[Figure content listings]
::::::::

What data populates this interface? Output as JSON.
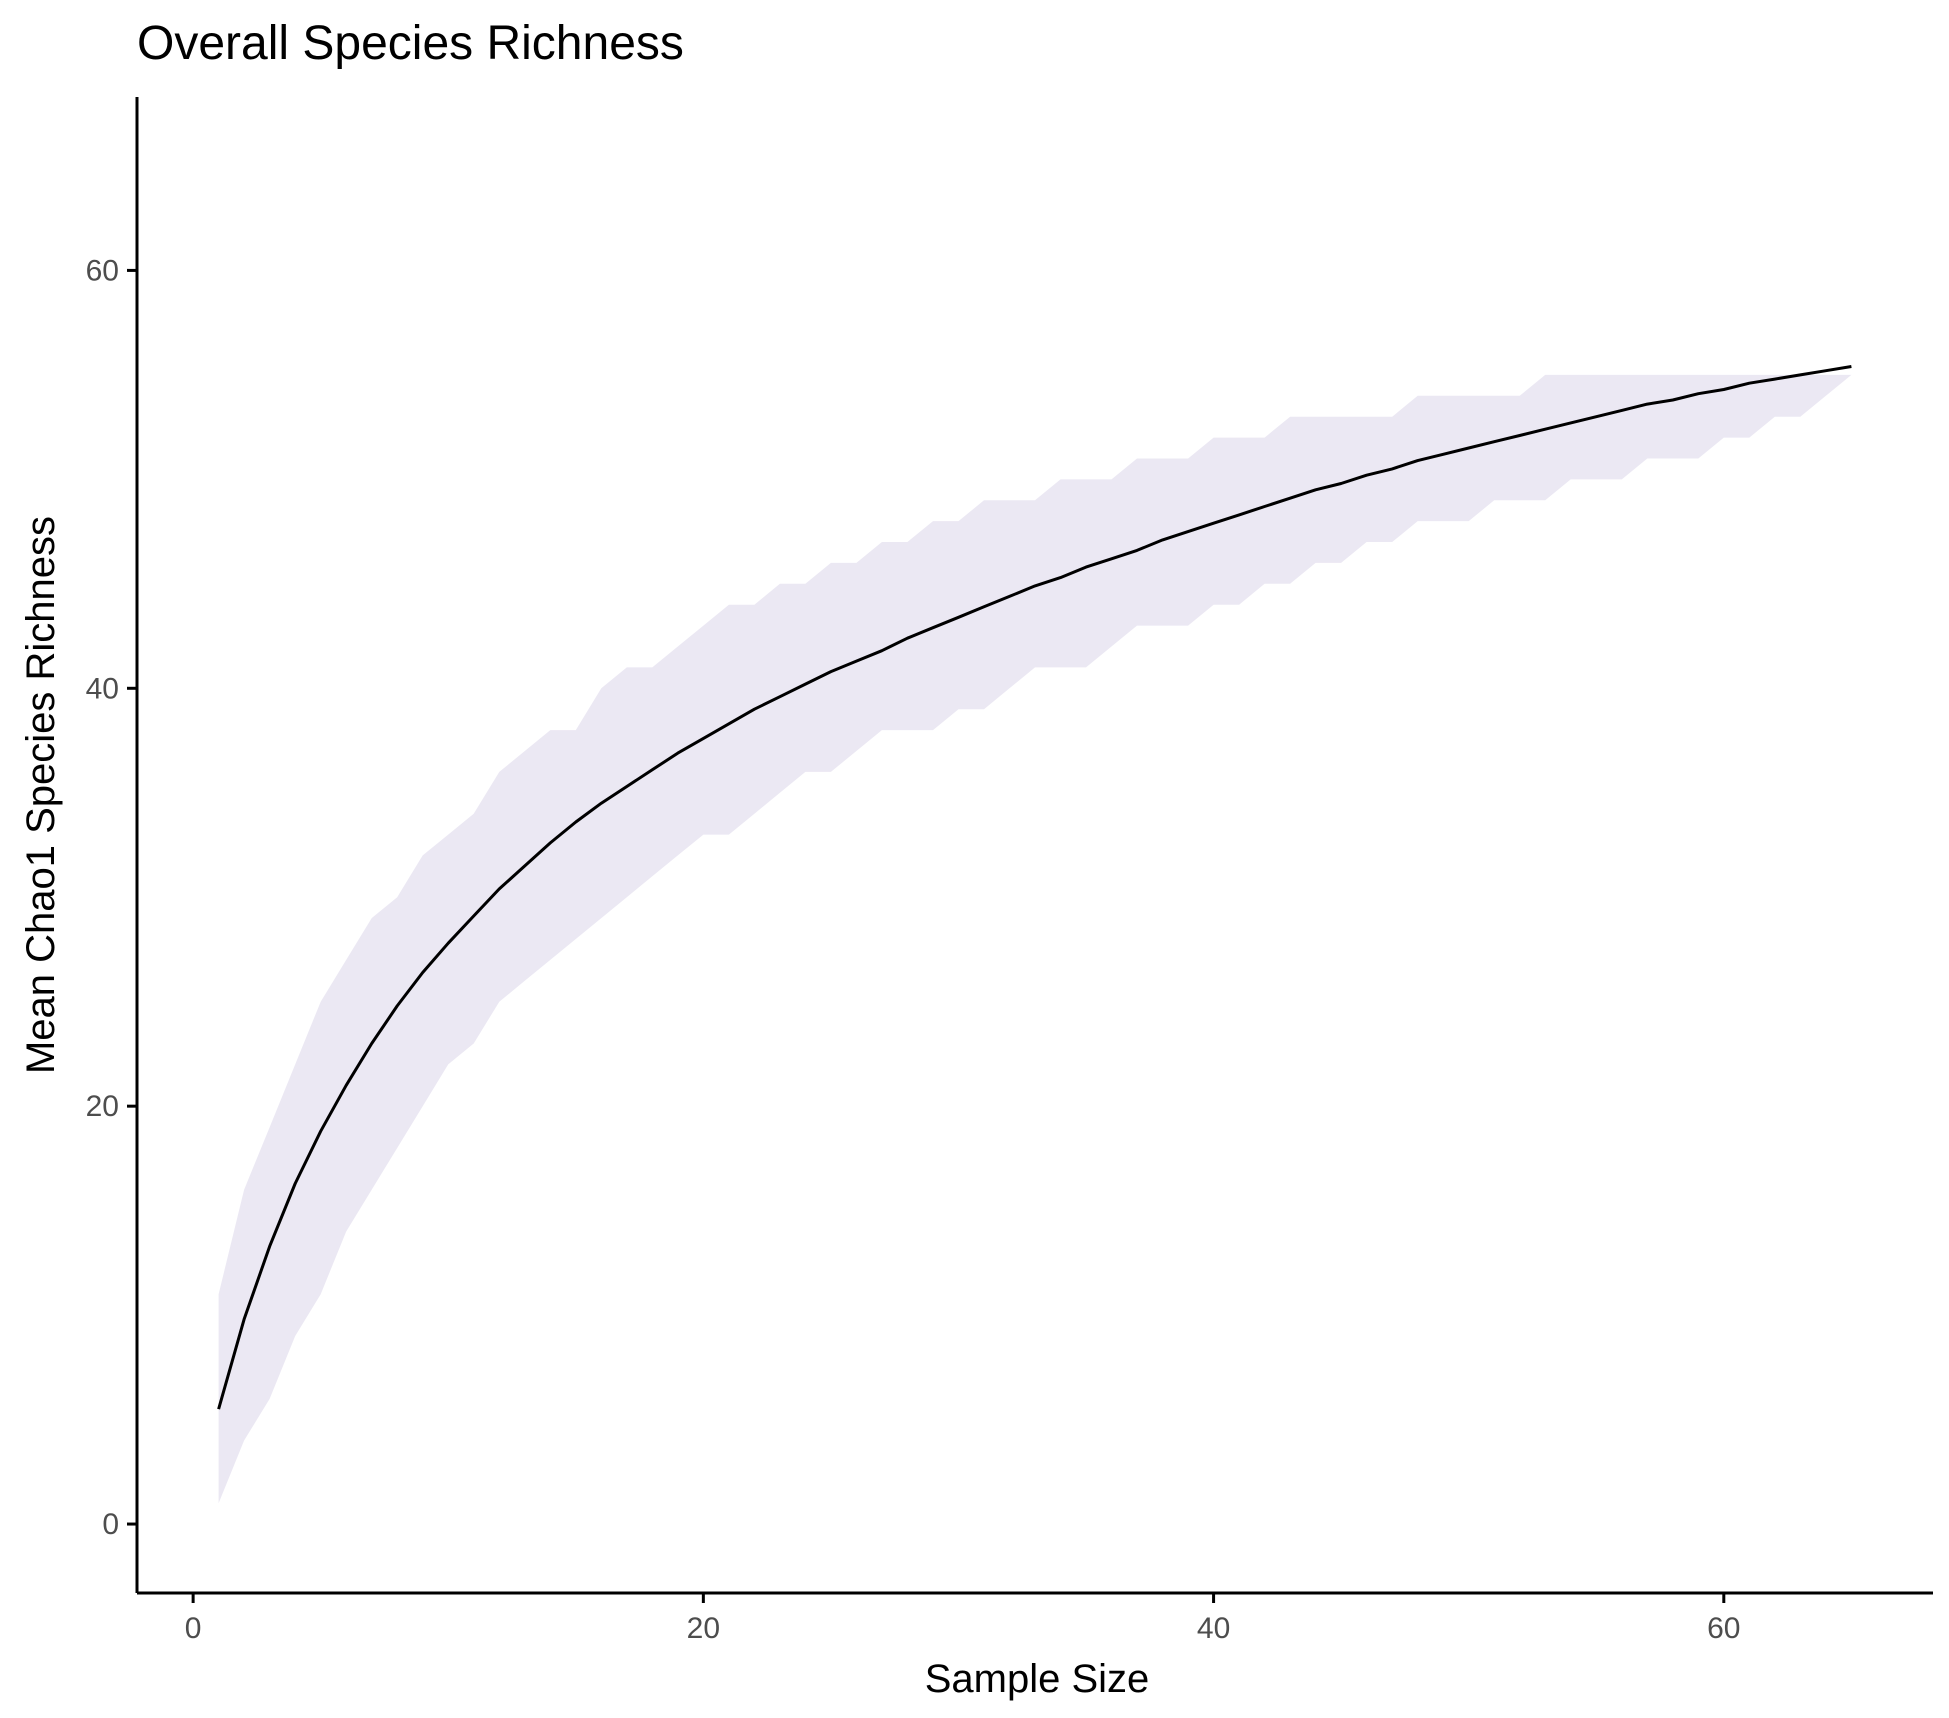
{
  "chart_data": {
    "type": "area",
    "title": "Overall Species Richness",
    "xlabel": "Sample Size",
    "ylabel": "Mean Chao1 Species Richness",
    "xlim": [
      -2.2,
      68.2
    ],
    "ylim": [
      -3.3,
      68.3
    ],
    "x_ticks": [
      0,
      20,
      40,
      60
    ],
    "y_ticks": [
      0,
      20,
      40,
      60
    ],
    "grid": false,
    "legend": "none",
    "colors": {
      "line": "#000000",
      "ribbon": "#ebe8f3",
      "axis": "#000000",
      "tick_text": "#4d4d4d"
    },
    "series": [
      {
        "x": [
          1,
          2,
          3,
          4,
          5,
          6,
          7,
          8,
          9,
          10,
          11,
          12,
          13,
          14,
          15,
          16,
          17,
          18,
          19,
          20,
          21,
          22,
          23,
          24,
          25,
          26,
          27,
          28,
          29,
          30,
          31,
          32,
          33,
          34,
          35,
          36,
          37,
          38,
          39,
          40,
          41,
          42,
          43,
          44,
          45,
          46,
          47,
          48,
          49,
          50,
          51,
          52,
          53,
          54,
          55,
          56,
          57,
          58,
          59,
          60,
          61,
          62,
          63,
          64,
          65
        ],
        "mean": [
          5.5,
          9.8,
          13.3,
          16.3,
          18.8,
          21,
          23,
          24.8,
          26.4,
          27.8,
          29.1,
          30.4,
          31.5,
          32.6,
          33.6,
          34.5,
          35.3,
          36.1,
          36.9,
          37.6,
          38.3,
          39,
          39.6,
          40.2,
          40.8,
          41.3,
          41.8,
          42.4,
          42.9,
          43.4,
          43.9,
          44.4,
          44.9,
          45.3,
          45.8,
          46.2,
          46.6,
          47.1,
          47.5,
          47.9,
          48.3,
          48.7,
          49.1,
          49.5,
          49.8,
          50.2,
          50.5,
          50.9,
          51.2,
          51.5,
          51.8,
          52.1,
          52.4,
          52.7,
          53,
          53.3,
          53.6,
          53.8,
          54.1,
          54.3,
          54.6,
          54.8,
          55,
          55.2,
          55.4
        ],
        "upper": [
          11,
          16,
          19,
          22,
          25,
          27,
          29,
          30,
          32,
          33,
          34,
          36,
          37,
          38,
          38,
          40,
          41,
          41,
          42,
          43,
          44,
          44,
          45,
          45,
          46,
          46,
          47,
          47,
          48,
          48,
          49,
          49,
          49,
          50,
          50,
          50,
          51,
          51,
          51,
          52,
          52,
          52,
          53,
          53,
          53,
          53,
          53,
          54,
          54,
          54,
          54,
          54,
          55,
          55,
          55,
          55,
          55,
          55,
          55,
          55,
          55,
          55,
          55,
          55,
          55
        ],
        "lower": [
          1,
          4,
          6,
          9,
          11,
          14,
          16,
          18,
          20,
          22,
          23,
          25,
          26,
          27,
          28,
          29,
          30,
          31,
          32,
          33,
          33,
          34,
          35,
          36,
          36,
          37,
          38,
          38,
          38,
          39,
          39,
          40,
          41,
          41,
          41,
          42,
          43,
          43,
          43,
          44,
          44,
          45,
          45,
          46,
          46,
          47,
          47,
          48,
          48,
          48,
          49,
          49,
          49,
          50,
          50,
          50,
          51,
          51,
          51,
          52,
          52,
          53,
          53,
          54,
          55
        ]
      }
    ]
  }
}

::::::::

◆ **PROBLEM**:
Return the material word for word. Pictures are not part of the copy.

◆ **RESPONSE TO THIS EXERCISE**:
What data populates this interface? Output as JSON.
{
  "chart_data": {
    "type": "area",
    "title": "Overall Species Richness",
    "xlabel": "Sample Size",
    "ylabel": "Mean Chao1 Species Richness",
    "xlim": [
      -2.2,
      68.2
    ],
    "ylim": [
      -3.3,
      68.3
    ],
    "x_ticks": [
      0,
      20,
      40,
      60
    ],
    "y_ticks": [
      0,
      20,
      40,
      60
    ],
    "grid": false,
    "legend": "none",
    "colors": {
      "line": "#000000",
      "ribbon": "#ebe8f3",
      "axis": "#000000",
      "tick_text": "#4d4d4d"
    },
    "series": [
      {
        "x": [
          1,
          2,
          3,
          4,
          5,
          6,
          7,
          8,
          9,
          10,
          11,
          12,
          13,
          14,
          15,
          16,
          17,
          18,
          19,
          20,
          21,
          22,
          23,
          24,
          25,
          26,
          27,
          28,
          29,
          30,
          31,
          32,
          33,
          34,
          35,
          36,
          37,
          38,
          39,
          40,
          41,
          42,
          43,
          44,
          45,
          46,
          47,
          48,
          49,
          50,
          51,
          52,
          53,
          54,
          55,
          56,
          57,
          58,
          59,
          60,
          61,
          62,
          63,
          64,
          65
        ],
        "mean": [
          5.5,
          9.8,
          13.3,
          16.3,
          18.8,
          21,
          23,
          24.8,
          26.4,
          27.8,
          29.1,
          30.4,
          31.5,
          32.6,
          33.6,
          34.5,
          35.3,
          36.1,
          36.9,
          37.6,
          38.3,
          39,
          39.6,
          40.2,
          40.8,
          41.3,
          41.8,
          42.4,
          42.9,
          43.4,
          43.9,
          44.4,
          44.9,
          45.3,
          45.8,
          46.2,
          46.6,
          47.1,
          47.5,
          47.9,
          48.3,
          48.7,
          49.1,
          49.5,
          49.8,
          50.2,
          50.5,
          50.9,
          51.2,
          51.5,
          51.8,
          52.1,
          52.4,
          52.7,
          53,
          53.3,
          53.6,
          53.8,
          54.1,
          54.3,
          54.6,
          54.8,
          55,
          55.2,
          55.4
        ],
        "upper": [
          11,
          16,
          19,
          22,
          25,
          27,
          29,
          30,
          32,
          33,
          34,
          36,
          37,
          38,
          38,
          40,
          41,
          41,
          42,
          43,
          44,
          44,
          45,
          45,
          46,
          46,
          47,
          47,
          48,
          48,
          49,
          49,
          49,
          50,
          50,
          50,
          51,
          51,
          51,
          52,
          52,
          52,
          53,
          53,
          53,
          53,
          53,
          54,
          54,
          54,
          54,
          54,
          55,
          55,
          55,
          55,
          55,
          55,
          55,
          55,
          55,
          55,
          55,
          55,
          55
        ],
        "lower": [
          1,
          4,
          6,
          9,
          11,
          14,
          16,
          18,
          20,
          22,
          23,
          25,
          26,
          27,
          28,
          29,
          30,
          31,
          32,
          33,
          33,
          34,
          35,
          36,
          36,
          37,
          38,
          38,
          38,
          39,
          39,
          40,
          41,
          41,
          41,
          42,
          43,
          43,
          43,
          44,
          44,
          45,
          45,
          46,
          46,
          47,
          47,
          48,
          48,
          48,
          49,
          49,
          49,
          50,
          50,
          50,
          51,
          51,
          51,
          52,
          52,
          53,
          53,
          54,
          55
        ]
      }
    ]
  }
}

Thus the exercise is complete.